* **Exercise prompt**: In the material below, find each line holding the string "arrow" and copy it.

* **Recorded information**:
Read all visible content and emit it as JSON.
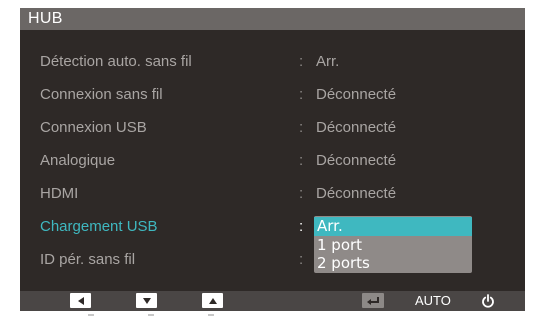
{
  "title": "HUB",
  "rows": [
    {
      "label": "Détection auto. sans fil",
      "colon": ":",
      "value": "Arr."
    },
    {
      "label": "Connexion sans fil",
      "colon": ":",
      "value": "Déconnecté"
    },
    {
      "label": "Connexion USB",
      "colon": ":",
      "value": "Déconnecté"
    },
    {
      "label": "Analogique",
      "colon": ":",
      "value": "Déconnecté"
    },
    {
      "label": "HDMI",
      "colon": ":",
      "value": "Déconnecté"
    },
    {
      "label": "Chargement USB",
      "colon": ":",
      "value": ""
    },
    {
      "label": "ID pér. sans fil",
      "colon": ":",
      "value": ""
    }
  ],
  "active_row": "Chargement USB",
  "dropdown": {
    "options": [
      "Arr.",
      "1 port",
      "2 ports"
    ],
    "selected": "Arr."
  },
  "bottom_bar": {
    "buttons": [
      {
        "icon": "left-arrow-icon"
      },
      {
        "icon": "down-arrow-icon"
      },
      {
        "icon": "up-arrow-icon"
      },
      {
        "icon": "enter-icon"
      },
      {
        "icon": "power-icon"
      }
    ],
    "auto_label": "AUTO"
  },
  "colors": {
    "osd_background": "#2e2927",
    "title_background": "#6b6765",
    "text_normal": "#a9a5a3",
    "accent_active": "#3fb8c0",
    "dropdown_background": "#8f8a88",
    "bottom_bar": "#4a4645"
  }
}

* **Solution to this task**:
        "icon": "left-arrow-icon"
        "icon": "down-arrow-icon"
        "icon": "up-arrow-icon"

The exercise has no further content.